++++ Entries provided

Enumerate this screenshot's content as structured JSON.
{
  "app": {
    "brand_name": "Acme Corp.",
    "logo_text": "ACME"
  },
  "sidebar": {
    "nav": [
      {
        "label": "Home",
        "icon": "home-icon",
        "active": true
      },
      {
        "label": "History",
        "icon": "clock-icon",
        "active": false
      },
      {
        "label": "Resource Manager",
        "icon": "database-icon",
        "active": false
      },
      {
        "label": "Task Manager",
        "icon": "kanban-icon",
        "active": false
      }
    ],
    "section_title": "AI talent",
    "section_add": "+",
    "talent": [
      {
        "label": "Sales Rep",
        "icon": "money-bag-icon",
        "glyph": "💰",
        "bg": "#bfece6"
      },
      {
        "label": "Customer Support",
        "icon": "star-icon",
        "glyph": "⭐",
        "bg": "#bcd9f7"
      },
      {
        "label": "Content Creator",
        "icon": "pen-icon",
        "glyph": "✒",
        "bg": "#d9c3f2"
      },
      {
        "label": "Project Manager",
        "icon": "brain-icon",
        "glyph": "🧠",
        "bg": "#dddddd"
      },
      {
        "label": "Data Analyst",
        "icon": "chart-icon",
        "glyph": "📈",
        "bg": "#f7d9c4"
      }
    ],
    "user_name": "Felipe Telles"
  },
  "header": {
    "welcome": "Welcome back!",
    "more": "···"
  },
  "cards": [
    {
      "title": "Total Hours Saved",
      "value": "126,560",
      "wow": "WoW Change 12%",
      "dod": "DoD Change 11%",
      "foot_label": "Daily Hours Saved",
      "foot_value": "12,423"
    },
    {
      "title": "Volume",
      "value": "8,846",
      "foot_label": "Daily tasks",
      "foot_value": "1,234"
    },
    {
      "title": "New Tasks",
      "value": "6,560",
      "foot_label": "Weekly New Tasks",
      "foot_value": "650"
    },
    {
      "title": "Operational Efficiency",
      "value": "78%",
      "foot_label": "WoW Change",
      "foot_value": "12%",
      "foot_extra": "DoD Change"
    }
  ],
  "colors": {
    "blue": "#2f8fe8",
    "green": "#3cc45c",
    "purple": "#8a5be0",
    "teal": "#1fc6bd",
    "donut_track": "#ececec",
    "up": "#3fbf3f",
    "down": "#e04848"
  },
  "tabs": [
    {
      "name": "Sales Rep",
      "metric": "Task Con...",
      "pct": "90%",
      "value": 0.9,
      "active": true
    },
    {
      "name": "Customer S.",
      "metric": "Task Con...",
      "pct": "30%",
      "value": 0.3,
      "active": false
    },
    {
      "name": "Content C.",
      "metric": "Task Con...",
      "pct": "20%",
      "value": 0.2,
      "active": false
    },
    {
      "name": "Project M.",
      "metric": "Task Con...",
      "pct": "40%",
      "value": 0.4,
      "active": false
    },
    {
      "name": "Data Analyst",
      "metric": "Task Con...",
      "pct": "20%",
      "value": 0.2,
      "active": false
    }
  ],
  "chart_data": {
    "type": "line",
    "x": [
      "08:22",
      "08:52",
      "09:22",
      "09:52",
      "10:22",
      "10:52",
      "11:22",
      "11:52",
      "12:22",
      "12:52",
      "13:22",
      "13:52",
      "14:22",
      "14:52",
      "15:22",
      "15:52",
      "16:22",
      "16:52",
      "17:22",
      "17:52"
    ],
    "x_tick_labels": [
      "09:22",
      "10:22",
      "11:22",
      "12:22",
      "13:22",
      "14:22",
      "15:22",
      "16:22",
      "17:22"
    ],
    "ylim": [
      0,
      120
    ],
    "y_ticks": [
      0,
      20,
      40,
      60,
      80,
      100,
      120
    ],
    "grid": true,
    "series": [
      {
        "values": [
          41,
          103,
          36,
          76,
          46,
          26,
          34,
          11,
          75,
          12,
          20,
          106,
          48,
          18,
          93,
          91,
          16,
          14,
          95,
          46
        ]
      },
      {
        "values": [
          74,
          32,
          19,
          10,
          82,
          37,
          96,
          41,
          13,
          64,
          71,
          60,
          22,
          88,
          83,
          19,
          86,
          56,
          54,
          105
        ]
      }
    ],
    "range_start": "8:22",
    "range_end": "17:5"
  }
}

++++++++

Stated goal:
From the entries above, copy every line containing the word "Saved".

In response:
      "title": "Total Hours Saved",
      "foot_label": "Daily Hours Saved",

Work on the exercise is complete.